(Items listed in a dataset)

::::::::

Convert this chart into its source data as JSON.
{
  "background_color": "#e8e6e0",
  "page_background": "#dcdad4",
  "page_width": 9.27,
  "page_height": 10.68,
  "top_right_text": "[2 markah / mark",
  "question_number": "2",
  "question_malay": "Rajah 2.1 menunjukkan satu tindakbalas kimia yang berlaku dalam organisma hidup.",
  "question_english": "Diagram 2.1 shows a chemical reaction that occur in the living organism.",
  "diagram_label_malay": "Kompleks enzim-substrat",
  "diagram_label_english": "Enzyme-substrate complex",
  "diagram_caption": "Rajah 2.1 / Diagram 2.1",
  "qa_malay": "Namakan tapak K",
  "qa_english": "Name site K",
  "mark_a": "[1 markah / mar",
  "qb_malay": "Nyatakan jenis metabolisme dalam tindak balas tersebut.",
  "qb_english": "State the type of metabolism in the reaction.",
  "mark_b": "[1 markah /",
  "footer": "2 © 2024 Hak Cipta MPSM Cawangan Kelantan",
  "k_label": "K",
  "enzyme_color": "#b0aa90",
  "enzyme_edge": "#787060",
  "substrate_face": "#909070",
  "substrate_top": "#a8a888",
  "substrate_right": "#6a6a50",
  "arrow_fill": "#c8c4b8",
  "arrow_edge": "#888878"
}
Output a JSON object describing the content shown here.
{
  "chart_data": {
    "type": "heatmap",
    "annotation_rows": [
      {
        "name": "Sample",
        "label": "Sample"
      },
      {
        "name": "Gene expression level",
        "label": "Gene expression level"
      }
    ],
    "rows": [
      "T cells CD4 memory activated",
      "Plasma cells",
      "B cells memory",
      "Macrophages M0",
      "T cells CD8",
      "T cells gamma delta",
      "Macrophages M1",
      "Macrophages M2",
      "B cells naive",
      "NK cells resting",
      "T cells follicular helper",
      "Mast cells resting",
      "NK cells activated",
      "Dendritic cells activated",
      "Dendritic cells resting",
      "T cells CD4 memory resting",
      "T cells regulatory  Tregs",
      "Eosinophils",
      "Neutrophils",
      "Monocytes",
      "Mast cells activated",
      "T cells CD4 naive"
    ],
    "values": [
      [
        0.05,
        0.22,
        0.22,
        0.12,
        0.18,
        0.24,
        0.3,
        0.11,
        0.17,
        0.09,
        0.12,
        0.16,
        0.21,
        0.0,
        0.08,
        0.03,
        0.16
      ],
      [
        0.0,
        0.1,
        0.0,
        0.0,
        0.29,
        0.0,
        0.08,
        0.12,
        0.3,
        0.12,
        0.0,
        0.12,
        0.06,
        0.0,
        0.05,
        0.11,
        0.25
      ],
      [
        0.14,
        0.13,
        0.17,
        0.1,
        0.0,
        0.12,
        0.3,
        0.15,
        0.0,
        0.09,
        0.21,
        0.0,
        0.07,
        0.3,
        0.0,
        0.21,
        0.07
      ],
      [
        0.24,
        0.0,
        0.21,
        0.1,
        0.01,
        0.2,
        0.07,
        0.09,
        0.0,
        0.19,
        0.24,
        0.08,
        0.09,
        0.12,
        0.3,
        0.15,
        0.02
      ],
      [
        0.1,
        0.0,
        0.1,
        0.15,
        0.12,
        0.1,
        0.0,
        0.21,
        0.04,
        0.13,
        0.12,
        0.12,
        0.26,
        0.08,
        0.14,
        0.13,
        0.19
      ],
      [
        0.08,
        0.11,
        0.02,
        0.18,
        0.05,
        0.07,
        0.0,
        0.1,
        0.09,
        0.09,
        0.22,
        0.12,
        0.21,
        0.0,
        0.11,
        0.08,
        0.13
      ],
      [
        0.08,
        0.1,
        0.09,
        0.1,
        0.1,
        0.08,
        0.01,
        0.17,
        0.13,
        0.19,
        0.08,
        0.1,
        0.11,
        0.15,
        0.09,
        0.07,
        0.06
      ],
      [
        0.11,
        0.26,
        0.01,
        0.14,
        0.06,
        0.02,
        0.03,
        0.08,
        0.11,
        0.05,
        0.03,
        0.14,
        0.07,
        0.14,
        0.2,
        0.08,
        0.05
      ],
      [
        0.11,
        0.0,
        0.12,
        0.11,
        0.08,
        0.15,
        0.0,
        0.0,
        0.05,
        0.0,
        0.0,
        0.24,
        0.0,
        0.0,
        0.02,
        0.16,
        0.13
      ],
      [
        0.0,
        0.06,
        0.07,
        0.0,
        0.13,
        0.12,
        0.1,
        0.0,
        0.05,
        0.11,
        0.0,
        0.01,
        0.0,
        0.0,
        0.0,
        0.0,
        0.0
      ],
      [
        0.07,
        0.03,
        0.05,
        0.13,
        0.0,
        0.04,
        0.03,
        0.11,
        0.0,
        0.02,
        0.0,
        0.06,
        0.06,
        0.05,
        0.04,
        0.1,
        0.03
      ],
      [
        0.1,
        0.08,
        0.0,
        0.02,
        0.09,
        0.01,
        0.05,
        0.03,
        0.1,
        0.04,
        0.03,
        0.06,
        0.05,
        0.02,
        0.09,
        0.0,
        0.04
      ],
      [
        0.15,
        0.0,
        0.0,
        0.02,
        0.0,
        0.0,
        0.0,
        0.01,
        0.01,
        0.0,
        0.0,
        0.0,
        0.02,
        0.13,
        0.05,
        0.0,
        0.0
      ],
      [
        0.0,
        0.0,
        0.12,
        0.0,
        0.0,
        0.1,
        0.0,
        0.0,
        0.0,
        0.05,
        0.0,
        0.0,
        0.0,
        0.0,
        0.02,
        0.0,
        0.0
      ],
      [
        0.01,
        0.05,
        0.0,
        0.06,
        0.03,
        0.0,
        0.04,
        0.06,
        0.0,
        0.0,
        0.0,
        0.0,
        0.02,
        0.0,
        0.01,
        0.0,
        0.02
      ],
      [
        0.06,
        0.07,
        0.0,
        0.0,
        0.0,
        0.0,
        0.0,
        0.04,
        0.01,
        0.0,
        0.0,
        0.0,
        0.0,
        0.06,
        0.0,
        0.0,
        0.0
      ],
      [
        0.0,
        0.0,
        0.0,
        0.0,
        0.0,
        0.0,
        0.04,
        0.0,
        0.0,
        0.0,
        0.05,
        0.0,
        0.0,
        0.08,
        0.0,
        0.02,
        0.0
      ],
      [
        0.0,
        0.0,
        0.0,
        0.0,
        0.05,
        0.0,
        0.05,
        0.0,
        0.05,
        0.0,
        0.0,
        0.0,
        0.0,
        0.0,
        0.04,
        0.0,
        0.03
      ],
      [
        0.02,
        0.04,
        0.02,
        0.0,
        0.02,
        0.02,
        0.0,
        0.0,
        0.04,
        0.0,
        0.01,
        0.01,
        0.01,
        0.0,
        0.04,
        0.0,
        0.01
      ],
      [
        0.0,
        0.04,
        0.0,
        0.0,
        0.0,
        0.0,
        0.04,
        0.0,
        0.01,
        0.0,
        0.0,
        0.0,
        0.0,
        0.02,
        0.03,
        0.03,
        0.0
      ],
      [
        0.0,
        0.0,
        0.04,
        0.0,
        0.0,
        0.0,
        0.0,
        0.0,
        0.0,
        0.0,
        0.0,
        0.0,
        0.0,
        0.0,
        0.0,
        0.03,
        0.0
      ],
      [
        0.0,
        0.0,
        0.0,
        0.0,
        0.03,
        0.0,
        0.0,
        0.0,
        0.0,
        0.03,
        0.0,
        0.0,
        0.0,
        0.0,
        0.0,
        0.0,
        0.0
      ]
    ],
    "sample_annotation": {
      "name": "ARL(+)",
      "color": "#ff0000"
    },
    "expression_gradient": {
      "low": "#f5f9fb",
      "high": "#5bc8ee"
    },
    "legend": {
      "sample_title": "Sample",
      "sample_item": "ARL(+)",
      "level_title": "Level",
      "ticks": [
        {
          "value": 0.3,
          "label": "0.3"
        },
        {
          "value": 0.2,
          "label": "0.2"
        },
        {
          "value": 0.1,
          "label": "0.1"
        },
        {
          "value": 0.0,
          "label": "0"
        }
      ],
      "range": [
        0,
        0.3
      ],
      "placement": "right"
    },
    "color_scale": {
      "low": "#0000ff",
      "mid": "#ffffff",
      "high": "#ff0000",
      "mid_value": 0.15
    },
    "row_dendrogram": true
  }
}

::::::::

* **TASK STATEMENT**
Go over the records above line by line and count those holding the word "Macrophages". Reply only with the number.

* **OUTPUT BELOW**
3